* **EXERCISE BRIEF**
Every line that includes the word "konnte" is to be listed.

━━━━━ DATA FOR THIS EXERCISE

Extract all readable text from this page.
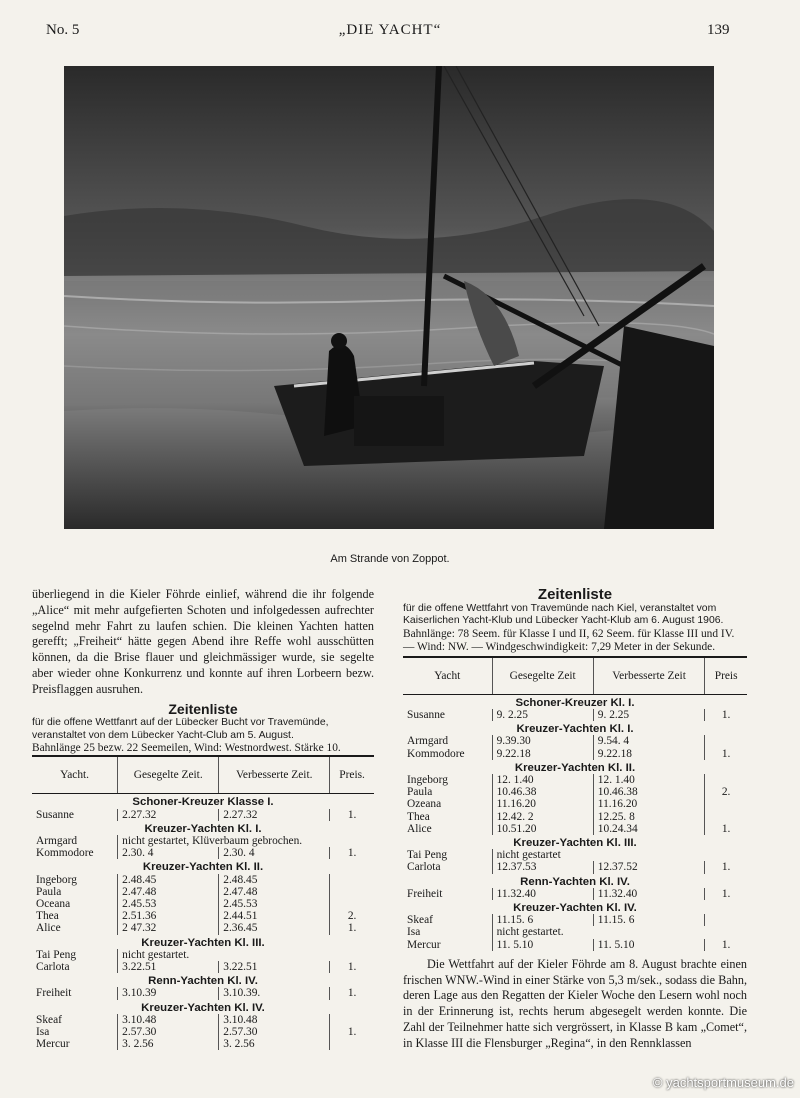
No. 5	„DIE YACHT“	139
Am Strande von Zoppot.

überliegend in die Kieler Föhrde einlief, während die ihr folgende „Alice“ mit mehr aufgefierten Schoten und infolgedessen aufrechter segelnd mehr Fahrt zu laufen schien. Die kleinen Yachten hatten gerefft; „Freiheit“ hätte gegen Abend ihre Reffe wohl ausschütten können, da die Brise flauer und gleichmässiger wurde, sie segelte aber wieder ohne Konkurrenz und konnte auf ihren Lorbeern bezw. Preisflaggen ausruhen.

Zeitenliste

für die offene Wettfanrt auf der Lübecker Bucht vor Travemünde, veranstaltet von dem Lübecker Yacht-Club am 5. August.

Bahnlänge 25 bezw. 22 Seemeilen, Wind: Westnordwest. Stärke 10.

Yacht.	Gesegelte Zeit.	Verbesserte Zeit.	Preis.
Schoner-Kreuzer Klasse I.			
Susanne	2.27.32	2.27.32	1.
Kreuzer-Yachten Kl. I.			
Armgard	nicht gestartet, Klüverbaum gebrochen.		
Kommodore	2.30. 4	2.30. 4	1.
Kreuzer-Yachten Kl. II.			
Ingeborg	2.48.45	2.48.45	
Paula	2.47.48	2.47.48	
Oceana	2.45.53	2.45.53	
Thea	2.51.36	2.44.51	2.
Alice	2 47.32	2.36.45	1.
Kreuzer-Yachten Kl. III.			
Tai Peng	nicht gestartet.		
Carlota	3.22.51	3.22.51	1.
Renn-Yachten Kl. IV.			
Freiheit	3.10.39	3.10.39.	1.
Kreuzer-Yachten Kl. IV.			
Skeaf	3.10.48	3.10.48	
Isa	2.57.30	2.57.30	1.
Mercur	3. 2.56	3. 2.56	

Zeitenliste

für die offene Wettfahrt von Travemünde nach Kiel, veranstaltet vom Kaiserlichen Yacht-Klub und Lübecker Yacht-Klub am 6. August 1906.

Bahnlänge: 78 Seem. für Klasse I und II, 62 Seem. für Klasse III und IV. — Wind: NW. — Windgeschwindigkeit: 7,29 Meter in der Sekunde.

Yacht	Gesegelte Zeit	Verbesserte Zeit	Preis
Schoner-Kreuzer Kl. I.			
Susanne	9. 2.25	9. 2.25	1.
Kreuzer-Yachten Kl. I.			
Armgard	9.39.30	9.54. 4	
Kommodore	9.22.18	9.22.18	1.
Kreuzer-Yachten Kl. II.			
Ingeborg	12. 1.40	12. 1.40	
Paula	10.46.38	10.46.38	2.
Ozeana	11.16.20	11.16.20	
Thea	12.42. 2	12.25. 8	
Alice	10.51.20	10.24.34	1.
Kreuzer-Yachten Kl. III.			
Tai Peng	nicht gestartet		
Carlota	12.37.53	12.37.52	1.
Renn-Yachten Kl. IV.			
Freiheit	11.32.40	11.32.40	1.
Kreuzer-Yachten Kl. IV.			
Skeaf	11.15. 6	11.15. 6	
Isa	nicht gestartet.		
Mercur	11. 5.10	11. 5.10	1.

Die Wettfahrt auf der Kieler Föhrde am 8. August brachte einen frischen WNW.-Wind in einer Stärke von 5,3 m/sek., sodass die Bahn, deren Lage aus den Regatten der Kieler Woche den Lesern wohl noch in der Erinnerung ist, rechts herum abgesegelt werden konnte. Die Zahl der Teilnehmer hatte sich vergrössert, in Klasse B kam „Comet“, in Klasse III die Flensburger „Regina“, in den Rennklassen

© yachtsportmuseum.de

━━━━━━━━━━

* **SOLVED EXERCISE**
überliegend in die Kieler Föhrde einlief, während die ihr folgende „Alice“ mit mehr aufgefierten Schoten und infolgedessen aufrechter segelnd mehr Fahrt zu laufen schien. Die kleinen Yachten hatten gerefft; „Freiheit“ hätte gegen Abend ihre Reffe wohl ausschütten können, da die Brise flauer und gleichmässiger wurde, sie segelte aber wieder ohne Konkurrenz und konnte auf ihren Lorbeern bezw. Preisflaggen ausruhen.
Die Wettfahrt auf der Kieler Föhrde am 8. August brachte einen frischen WNW.-Wind in einer Stärke von 5,3 m/sek., sodass die Bahn, deren Lage aus den Regatten der Kieler Woche den Lesern wohl noch in der Erinnerung ist, rechts herum abgesegelt werden konnte. Die Zahl der Teilnehmer hatte sich vergrössert, in Klasse B kam „Comet“, in Klasse III die Flensburger „Regina“, in den Rennklassen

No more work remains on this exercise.